(Stated task):
Extract and list every line that contains the word "métrica".

◇ ◇ ◇ ◇ ◇ ◇ ◇

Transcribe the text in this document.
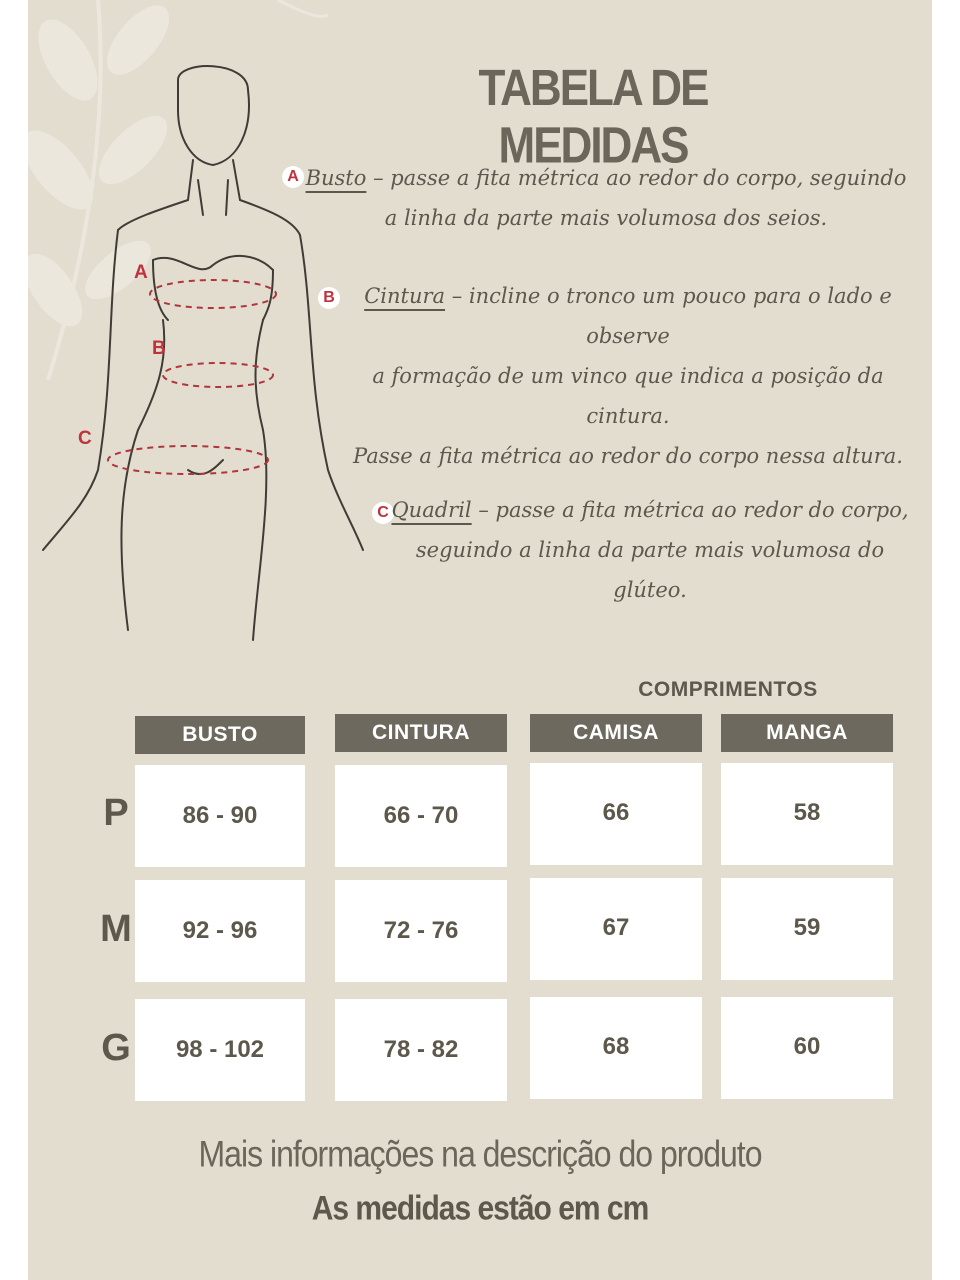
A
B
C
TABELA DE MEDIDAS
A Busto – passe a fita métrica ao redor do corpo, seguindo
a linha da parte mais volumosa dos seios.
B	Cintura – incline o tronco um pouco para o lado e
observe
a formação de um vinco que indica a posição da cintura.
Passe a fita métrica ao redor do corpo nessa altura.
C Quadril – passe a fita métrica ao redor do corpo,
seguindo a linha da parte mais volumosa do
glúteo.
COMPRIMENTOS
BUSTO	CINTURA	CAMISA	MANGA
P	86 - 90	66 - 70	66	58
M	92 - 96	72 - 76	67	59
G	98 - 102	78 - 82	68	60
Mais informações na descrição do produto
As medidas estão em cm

◇ ◇ ◇ ◇ ◇ ◇ ◇

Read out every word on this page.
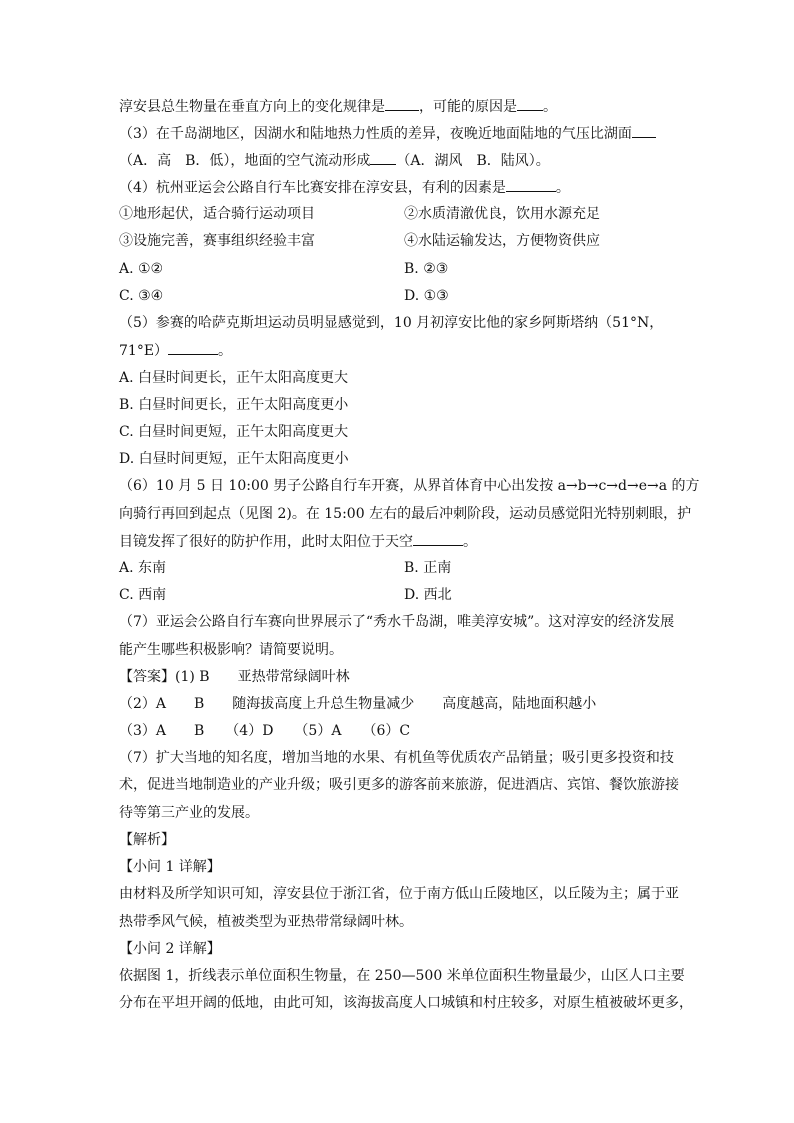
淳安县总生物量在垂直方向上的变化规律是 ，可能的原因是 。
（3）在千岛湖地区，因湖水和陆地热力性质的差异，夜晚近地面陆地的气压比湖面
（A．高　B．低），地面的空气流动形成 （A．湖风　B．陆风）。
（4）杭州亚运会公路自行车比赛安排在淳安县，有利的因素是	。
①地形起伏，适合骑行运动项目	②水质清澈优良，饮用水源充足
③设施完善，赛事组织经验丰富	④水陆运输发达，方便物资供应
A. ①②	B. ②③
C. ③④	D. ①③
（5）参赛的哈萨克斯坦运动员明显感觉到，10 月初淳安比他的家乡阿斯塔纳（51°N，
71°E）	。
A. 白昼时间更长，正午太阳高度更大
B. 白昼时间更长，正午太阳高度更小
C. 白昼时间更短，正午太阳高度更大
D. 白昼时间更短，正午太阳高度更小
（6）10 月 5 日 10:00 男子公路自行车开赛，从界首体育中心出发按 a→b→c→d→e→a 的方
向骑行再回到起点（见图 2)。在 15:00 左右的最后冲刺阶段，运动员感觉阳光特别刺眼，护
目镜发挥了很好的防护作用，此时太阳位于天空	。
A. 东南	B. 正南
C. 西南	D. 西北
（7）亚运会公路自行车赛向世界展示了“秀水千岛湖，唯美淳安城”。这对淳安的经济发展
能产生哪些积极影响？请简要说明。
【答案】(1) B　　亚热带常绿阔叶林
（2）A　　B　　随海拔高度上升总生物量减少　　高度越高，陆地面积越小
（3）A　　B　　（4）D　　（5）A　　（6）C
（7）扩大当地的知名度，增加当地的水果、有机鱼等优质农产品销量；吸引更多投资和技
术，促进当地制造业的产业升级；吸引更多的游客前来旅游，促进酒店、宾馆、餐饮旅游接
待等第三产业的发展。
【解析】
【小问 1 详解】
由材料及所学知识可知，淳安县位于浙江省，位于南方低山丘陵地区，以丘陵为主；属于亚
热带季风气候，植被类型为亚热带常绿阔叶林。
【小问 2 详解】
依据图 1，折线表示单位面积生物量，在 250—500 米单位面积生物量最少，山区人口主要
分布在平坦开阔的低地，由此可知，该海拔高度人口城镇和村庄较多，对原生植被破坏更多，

◇ ◇ ◇ ◇ ◇ ◇ ◇

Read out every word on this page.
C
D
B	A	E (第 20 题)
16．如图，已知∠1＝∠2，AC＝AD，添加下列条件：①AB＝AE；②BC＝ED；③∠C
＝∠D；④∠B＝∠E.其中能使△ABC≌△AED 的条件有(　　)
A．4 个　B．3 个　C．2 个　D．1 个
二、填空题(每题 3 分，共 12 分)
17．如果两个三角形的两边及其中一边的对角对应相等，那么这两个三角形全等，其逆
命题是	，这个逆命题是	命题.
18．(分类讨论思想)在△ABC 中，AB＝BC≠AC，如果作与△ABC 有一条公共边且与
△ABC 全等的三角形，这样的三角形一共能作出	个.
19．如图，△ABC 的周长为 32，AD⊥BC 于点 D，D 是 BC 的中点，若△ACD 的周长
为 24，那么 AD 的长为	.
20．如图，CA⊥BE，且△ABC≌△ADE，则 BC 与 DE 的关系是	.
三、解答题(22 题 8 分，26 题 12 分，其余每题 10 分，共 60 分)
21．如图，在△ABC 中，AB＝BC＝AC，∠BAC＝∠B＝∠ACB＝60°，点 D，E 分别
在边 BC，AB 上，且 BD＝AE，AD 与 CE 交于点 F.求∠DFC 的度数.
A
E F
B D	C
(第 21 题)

◇ ◇ ◇ ◇ ◇ ◇ ◇

(Answer in full):
A Busto – passe a fita métrica ao redor do corpo, seguindo
Passe a fita métrica ao redor do corpo nessa altura.
C Quadril – passe a fita métrica ao redor do corpo,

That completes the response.